Rendering of the proposed buffered bike lane on North Figueroa Street. Image: Flying Pigeon L.A.
Rendering of the proposed buffered bike lane on North Figueroa Street northbound across from Nightingale Middle School Image: Flying Pigeon L.A. More renderings and diagrams at SBLA Lite Tumblr
Rendering of the proposed buffered bike lane on North Figueroa Street. Image: Flying Pigeon L.A.

In case you haven't heard, tonight there will be another big public meeting regarding the future of planned "road diet" bike lanes for North Figueroa Street. The meeting takes place tonight at 6:00 p.m.* at Franklin High School, more information at this Facebook event. Supporters of safe streets and bicycle lane supporters are encouraged to arrive early and to wear green.

(*Corrected: The meeting time is 6 p.m. tonight not 6:30 p.m. as reported earlier. Make of it what you will, there is definitely a meeting tonight, but there's no public documentation of it on any of Councilmember Cedillo's website, facebook, etc.)

The host of the meeting is Los Angeles City Councilmember Gil Cedillo, who expressed support for the bike lanes during the election, but, since, has promoted an alternative circuitous sharrow-ed bike route instead. Cedillo hosted this earlier meeting, where public safety representatives testified against the bike lanes, which would improve public safety. Then it turned out that the officials didn't have any documentation to back their assertions.

Cedillo has been going all out to rally opposition to the bike lanes. Northeast Los Angeles residents have been receiving "robo-calls" recorded by Gil Cedillo. Cedillo staff have organized anti-bike lane petition signature-gathering door-to-door targeting North Figueroa area businesses. Activists, including Flying Pigeon and the L.A. County Bicycle Coalition, have countered these efforts by door-to-door business signature gathering in favor of the bike lanes. Road diet supporters have printed sashes, organized feeder rides, reached out to media, and are primed to pack the meeting.

What's up with all this? Why is Cedillo so opposed to this road diet?

→ Task set
1 - Output the passage of the North Figueroa bike lane article between "In case you" and "website, facebook, etc.)", inclusive, word for word.
2 - Pick up the article on the North Figueroa Street bike lanes after its final sentence and write the next part.
The records have no connection to the North Figueroa bike lane text.

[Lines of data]
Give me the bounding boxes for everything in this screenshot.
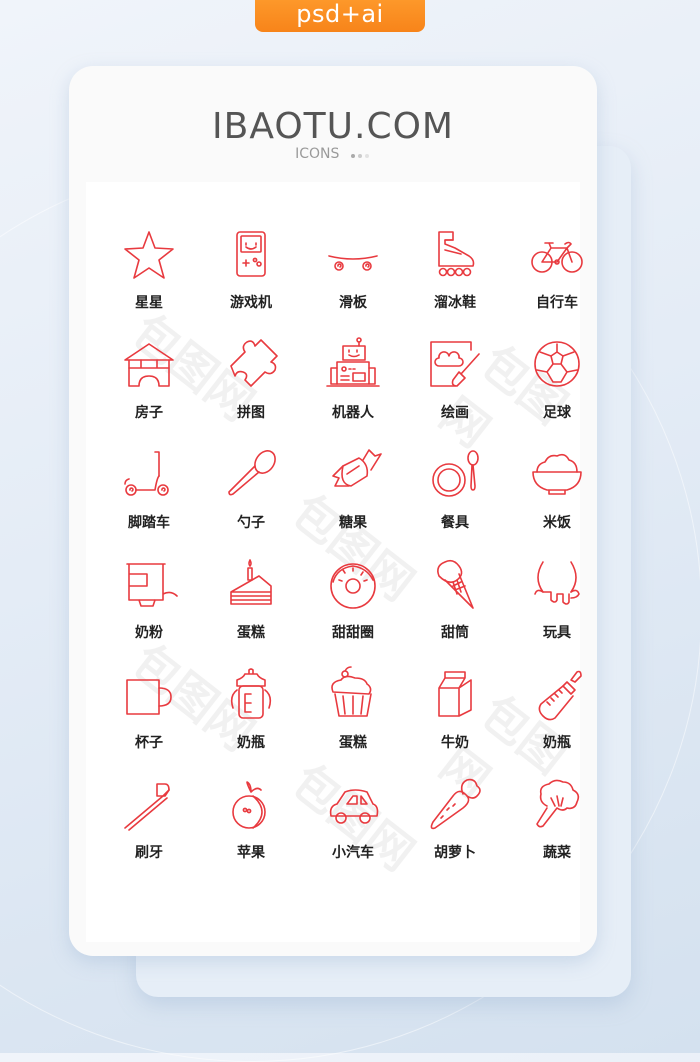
scooter-icon xyxy=(124,451,169,496)
broccoli-icon xyxy=(536,779,580,828)
icon-item[interactable]: 星星 xyxy=(98,226,200,336)
icon-label: 小汽车 xyxy=(332,845,374,861)
icon-label: 甜甜圈 xyxy=(332,625,374,641)
toothbrush-icon xyxy=(124,783,170,831)
candy-icon xyxy=(332,449,382,487)
cake-slice-icon xyxy=(230,559,272,605)
icon-label: 糖果 xyxy=(339,515,367,531)
icon-item[interactable]: 奶瓶 xyxy=(200,666,302,776)
icon-item[interactable]: 蛋糕 xyxy=(200,556,302,666)
icon-label: 滑板 xyxy=(339,295,367,311)
football-icon xyxy=(534,341,580,387)
donut-icon xyxy=(330,563,376,609)
icon-label: 胡萝卜 xyxy=(434,845,476,861)
icon-label: 蛋糕 xyxy=(237,625,265,641)
icon-label: 溜冰鞋 xyxy=(434,295,476,311)
icon-item[interactable]: 绘画 xyxy=(404,336,506,446)
game-console-icon xyxy=(236,231,266,277)
icon-item[interactable]: 玩具 xyxy=(506,556,608,666)
icon-item[interactable]: 机器人 xyxy=(302,336,404,446)
icon-item[interactable]: 牛奶 xyxy=(404,666,506,776)
icon-item[interactable]: 自行车 xyxy=(506,226,608,336)
icon-item[interactable]: 甜筒 xyxy=(404,556,506,666)
icon-label: 足球 xyxy=(543,405,571,421)
apple-icon xyxy=(232,781,266,829)
skateboard-icon xyxy=(328,255,378,271)
icon-item[interactable]: 拼图 xyxy=(200,336,302,446)
icon-panel: 包图网 包图网 包图网 包图网 包图网 包图网 星星 游戏机 滑板 溜冰鞋 自行车 房子拼… xyxy=(86,182,583,942)
icon-item[interactable]: 胡萝卜 xyxy=(404,776,506,886)
icon-item[interactable]: 足球 xyxy=(506,336,608,446)
star-icon xyxy=(124,231,174,279)
icon-item[interactable]: 滑板 xyxy=(302,226,404,336)
painting-icon xyxy=(430,341,480,387)
icon-label: 杯子 xyxy=(135,735,163,751)
roller-skate-icon xyxy=(438,231,475,277)
udder-icon xyxy=(534,561,580,605)
icon-label: 蛋糕 xyxy=(339,735,367,751)
icon-item[interactable]: 糖果 xyxy=(302,446,404,556)
dots-decoration xyxy=(350,146,371,162)
icon-label: 奶瓶 xyxy=(543,735,571,751)
icon-item[interactable]: 游戏机 xyxy=(200,226,302,336)
brand-subtitle: ICONS xyxy=(69,146,597,162)
icon-grid: 星星 游戏机 滑板 溜冰鞋 自行车 房子 拼图 机器人 绘画 足球 脚踏车 勺子 糖果 餐具 米饭 奶粉 蛋糕甜… xyxy=(98,226,608,886)
icon-item[interactable]: 蔬菜 xyxy=(506,776,608,886)
icon-item[interactable]: 餐具 xyxy=(404,446,506,556)
icon-label: 刷牙 xyxy=(135,845,163,861)
ice-cream-cone-icon xyxy=(437,559,474,609)
icon-label: 拼图 xyxy=(237,405,265,421)
baby-bottle-icon xyxy=(538,670,582,721)
bicycle-icon xyxy=(531,241,583,273)
icon-item[interactable]: 溜冰鞋 xyxy=(404,226,506,336)
carrot-icon xyxy=(430,778,481,830)
icon-item[interactable]: 杯子 xyxy=(98,666,200,776)
brand-title: IBAOTU.COM xyxy=(212,106,454,147)
house-icon xyxy=(124,343,174,387)
format-badge: psd+ai xyxy=(255,0,425,32)
mug-icon xyxy=(126,679,172,715)
icon-label: 玩具 xyxy=(543,625,571,641)
icon-label: 房子 xyxy=(135,405,163,421)
icon-item[interactable]: 小汽车 xyxy=(302,776,404,886)
icon-label: 牛奶 xyxy=(441,735,469,751)
icon-item[interactable]: 刷牙 xyxy=(98,776,200,886)
icon-item[interactable]: 苹果 xyxy=(200,776,302,886)
icon-label: 脚踏车 xyxy=(128,515,170,531)
toy-car-icon xyxy=(329,789,379,824)
milk-powder-icon xyxy=(126,563,178,607)
icon-item[interactable]: 脚踏车 xyxy=(98,446,200,556)
icon-item[interactable]: 甜甜圈 xyxy=(302,556,404,666)
icon-card: IBAOTU.COM ICONS 包图网 包图网 包图网 包图网 包图网 包图网… xyxy=(69,66,597,956)
icon-label: 游戏机 xyxy=(230,295,272,311)
icon-label: 奶瓶 xyxy=(237,735,265,751)
icon-label: 蔬菜 xyxy=(543,845,571,861)
icon-label: 星星 xyxy=(135,295,163,311)
puzzle-icon xyxy=(230,339,278,387)
icon-label: 米饭 xyxy=(543,515,571,531)
cupcake-icon xyxy=(331,666,372,717)
icon-label: 绘画 xyxy=(441,405,469,421)
icon-label: 机器人 xyxy=(332,405,374,421)
icon-label: 自行车 xyxy=(536,295,578,311)
icon-label: 甜筒 xyxy=(441,625,469,641)
rice-bowl-icon xyxy=(532,453,582,495)
icon-item[interactable]: 奶粉 xyxy=(98,556,200,666)
milk-carton-icon xyxy=(438,671,472,717)
spoon-icon xyxy=(228,450,276,496)
tableware-icon xyxy=(432,450,479,497)
icon-label: 勺子 xyxy=(237,515,265,531)
icon-item[interactable]: 奶瓶 xyxy=(506,666,608,776)
icon-label: 餐具 xyxy=(441,515,469,531)
robot-icon xyxy=(326,337,380,387)
feeding-bottle-icon xyxy=(230,668,272,719)
icon-label: 苹果 xyxy=(237,845,265,861)
icon-item[interactable]: 勺子 xyxy=(200,446,302,556)
icon-label: 奶粉 xyxy=(135,625,163,641)
icon-item[interactable]: 蛋糕 xyxy=(302,666,404,776)
brand-subtitle-text: ICONS xyxy=(295,146,340,162)
icon-item[interactable]: 米饭 xyxy=(506,446,608,556)
icon-item[interactable]: 房子 xyxy=(98,336,200,446)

→ The replies
1 -
In case you haven't heard, tonight there will be another big public meeting regarding the future of planned "road diet" bike lanes for North Figueroa Street. The meeting takes place tonight at 6:00 p.m.* at Franklin High School, more information at this Facebook event. Supporters of safe streets and bicycle lane supporters are encouraged to arrive early and to wear green.

(*Corrected: The meeting time is 6 p.m. tonight not 6:30 p.m. as reported earlier. Make of it what you will, there is definitely a meeting tonight, but there's no public documentation of it on any of Councilmember Cedillo's website, facebook, etc.)

2 -
Cedillo has a long history of supporting respect for immigrants and for working class persons and families. In siding with the existing car-centric status quo on North Figueroa, Cedillo is siding with primarily outsider, middle-to-upper-class drivers against the young, the elderly, the mostly-Latino families who live along and walk along North Figueroa Street.

The speculation is that Cedillo is doing this to spite his electoral opponent. Cedillo faced off against Jose Gardea, the former chief of staff for Cedillo's predecessor Ed Reyes. Reyes was generally perceived to be in favor of bicycle infrastructure, so the theory goes that Cedillo is now opposing bicycle infrastructure. It's sort of "the friend of my enemy is also my enemy" thinking. (Though, as someone who worked for Reyes, I'll mention a disappointment of mine: LADOT's car infrastructure and road-widening got a lot more of Reyes' support than bike and pedestrian infrastructure ever did.)

If this theory is true, this is a bit like Cedillo shooting himself in the foot because his campaign opponent complimented the foot. I hope Cedillo can see past electoral divisions, and understand that reducing car lanes will make North Figueroa safer for everyone. This public safety serves the very constituents that Cedillo has championed in the past: the immigrants, families, youth, elderly, and small businesses of Northeast Los Angeles.

Nonetheless, it looks like an uphill struggle, with Cedillo's mind already made up.

If you support livability, bikeability, walkability, public safety, please attend tonight's meeting.